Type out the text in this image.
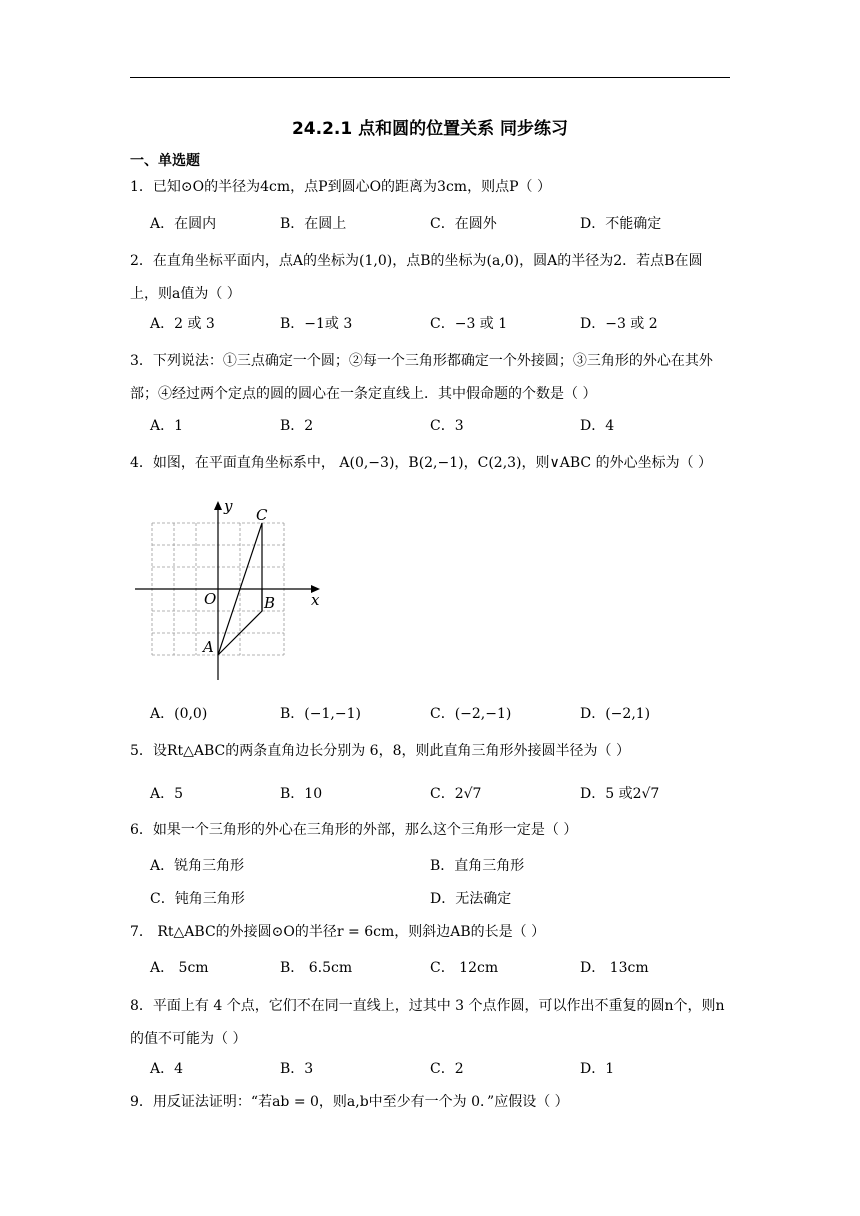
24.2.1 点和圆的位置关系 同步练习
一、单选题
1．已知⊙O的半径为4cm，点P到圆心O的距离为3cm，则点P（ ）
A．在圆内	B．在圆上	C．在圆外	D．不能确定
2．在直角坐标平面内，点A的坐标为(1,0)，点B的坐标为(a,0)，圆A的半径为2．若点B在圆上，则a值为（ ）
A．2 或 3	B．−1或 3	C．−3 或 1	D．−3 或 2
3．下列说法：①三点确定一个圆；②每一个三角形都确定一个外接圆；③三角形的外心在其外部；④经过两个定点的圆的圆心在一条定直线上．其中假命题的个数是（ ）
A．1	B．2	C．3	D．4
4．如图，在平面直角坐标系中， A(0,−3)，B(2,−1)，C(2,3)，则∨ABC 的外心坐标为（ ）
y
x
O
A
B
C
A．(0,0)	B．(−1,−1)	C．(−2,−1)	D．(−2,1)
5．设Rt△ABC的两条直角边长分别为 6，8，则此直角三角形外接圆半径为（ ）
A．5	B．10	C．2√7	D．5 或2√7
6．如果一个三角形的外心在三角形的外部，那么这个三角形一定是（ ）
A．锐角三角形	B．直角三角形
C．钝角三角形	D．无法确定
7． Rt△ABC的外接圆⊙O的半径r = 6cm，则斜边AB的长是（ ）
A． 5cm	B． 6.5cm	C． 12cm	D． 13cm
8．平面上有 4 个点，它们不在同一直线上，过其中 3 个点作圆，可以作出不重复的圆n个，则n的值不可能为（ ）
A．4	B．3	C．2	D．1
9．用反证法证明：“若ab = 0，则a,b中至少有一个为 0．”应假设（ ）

Task => Write out each line again precisely as it appears, skipping every picture.

Reply to the task =>
Type out the text in this image.
24.2.1 点和圆的位置关系 同步练习
一、单选题
1．已知⊙O的半径为4cm，点P到圆心O的距离为3cm，则点P（ ）
A．在圆内	B．在圆上	C．在圆外	D．不能确定
2．在直角坐标平面内，点A的坐标为(1,0)，点B的坐标为(a,0)，圆A的半径为2．若点B在圆上，则a值为（ ）
A．2 或 3	B．−1或 3	C．−3 或 1	D．−3 或 2
3．下列说法：①三点确定一个圆；②每一个三角形都确定一个外接圆；③三角形的外心在其外部；④经过两个定点的圆的圆心在一条定直线上．其中假命题的个数是（ ）
A．1	B．2	C．3	D．4
4．如图，在平面直角坐标系中， A(0,−3)，B(2,−1)，C(2,3)，则∨ABC 的外心坐标为（ ）
y
x
O
A
B
C
A．(0,0)	B．(−1,−1)	C．(−2,−1)	D．(−2,1)
5．设Rt△ABC的两条直角边长分别为 6，8，则此直角三角形外接圆半径为（ ）
A．5	B．10	C．2√7	D．5 或2√7
6．如果一个三角形的外心在三角形的外部，那么这个三角形一定是（ ）
A．锐角三角形	B．直角三角形
C．钝角三角形	D．无法确定
7． Rt△ABC的外接圆⊙O的半径r = 6cm，则斜边AB的长是（ ）
A． 5cm	B． 6.5cm	C． 12cm	D． 13cm
8．平面上有 4 个点，它们不在同一直线上，过其中 3 个点作圆，可以作出不重复的圆n个，则n的值不可能为（ ）
A．4	B．3	C．2	D．1
9．用反证法证明：“若ab = 0，则a,b中至少有一个为 0．”应假设（ ）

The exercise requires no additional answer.